= What you are asked to do =
Which lines contain the word "Eagan"? Return each of them as written.
───── Information given
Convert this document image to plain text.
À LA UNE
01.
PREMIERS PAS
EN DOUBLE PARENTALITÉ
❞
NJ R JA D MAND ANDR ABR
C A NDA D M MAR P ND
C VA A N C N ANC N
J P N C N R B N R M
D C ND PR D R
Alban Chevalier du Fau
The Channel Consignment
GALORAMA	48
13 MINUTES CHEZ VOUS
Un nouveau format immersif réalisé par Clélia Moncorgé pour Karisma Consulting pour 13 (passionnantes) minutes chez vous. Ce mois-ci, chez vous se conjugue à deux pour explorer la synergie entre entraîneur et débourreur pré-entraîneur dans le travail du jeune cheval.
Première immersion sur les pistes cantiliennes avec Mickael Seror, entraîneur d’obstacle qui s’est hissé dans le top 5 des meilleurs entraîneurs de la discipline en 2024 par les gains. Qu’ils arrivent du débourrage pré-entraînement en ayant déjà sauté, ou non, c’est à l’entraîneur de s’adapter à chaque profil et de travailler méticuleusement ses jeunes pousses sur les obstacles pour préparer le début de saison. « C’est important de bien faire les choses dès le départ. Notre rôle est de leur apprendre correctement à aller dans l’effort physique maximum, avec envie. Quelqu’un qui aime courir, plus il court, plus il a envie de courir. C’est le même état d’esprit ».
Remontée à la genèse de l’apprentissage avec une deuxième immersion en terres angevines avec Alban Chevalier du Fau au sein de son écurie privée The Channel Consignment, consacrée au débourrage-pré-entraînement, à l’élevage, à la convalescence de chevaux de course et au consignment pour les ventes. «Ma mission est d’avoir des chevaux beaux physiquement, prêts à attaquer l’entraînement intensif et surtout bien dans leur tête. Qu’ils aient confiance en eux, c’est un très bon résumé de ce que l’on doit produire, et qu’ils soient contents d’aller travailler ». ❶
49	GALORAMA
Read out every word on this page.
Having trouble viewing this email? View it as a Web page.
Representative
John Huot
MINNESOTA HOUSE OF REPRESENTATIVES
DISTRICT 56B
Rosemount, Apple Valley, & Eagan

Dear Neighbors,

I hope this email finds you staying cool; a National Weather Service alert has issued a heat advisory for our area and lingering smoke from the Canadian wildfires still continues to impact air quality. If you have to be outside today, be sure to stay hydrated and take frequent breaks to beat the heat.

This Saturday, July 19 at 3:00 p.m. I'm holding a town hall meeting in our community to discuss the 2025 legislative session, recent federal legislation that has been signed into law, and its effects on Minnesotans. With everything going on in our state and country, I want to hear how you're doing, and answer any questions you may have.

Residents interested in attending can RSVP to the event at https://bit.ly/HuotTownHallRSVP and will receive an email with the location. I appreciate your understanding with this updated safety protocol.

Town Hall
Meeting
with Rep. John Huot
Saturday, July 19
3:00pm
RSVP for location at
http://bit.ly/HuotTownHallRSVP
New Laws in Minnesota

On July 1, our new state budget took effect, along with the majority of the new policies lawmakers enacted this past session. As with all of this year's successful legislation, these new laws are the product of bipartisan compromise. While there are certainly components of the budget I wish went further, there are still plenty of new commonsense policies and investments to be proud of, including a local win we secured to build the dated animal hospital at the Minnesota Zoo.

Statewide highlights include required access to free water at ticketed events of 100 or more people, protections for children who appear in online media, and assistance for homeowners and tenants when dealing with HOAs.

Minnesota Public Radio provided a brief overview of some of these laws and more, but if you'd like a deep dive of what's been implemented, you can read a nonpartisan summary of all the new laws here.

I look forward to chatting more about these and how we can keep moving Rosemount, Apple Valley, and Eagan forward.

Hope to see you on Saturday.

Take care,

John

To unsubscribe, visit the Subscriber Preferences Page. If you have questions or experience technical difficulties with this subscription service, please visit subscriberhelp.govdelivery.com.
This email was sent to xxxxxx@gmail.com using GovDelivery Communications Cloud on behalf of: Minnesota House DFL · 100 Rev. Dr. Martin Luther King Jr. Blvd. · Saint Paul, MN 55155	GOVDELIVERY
──────────
= Written solution =
Rosemount, Apple Valley, & Eagan
I look forward to chatting more about these and how we can keep moving Rosemount, Apple Valley, and Eagan forward.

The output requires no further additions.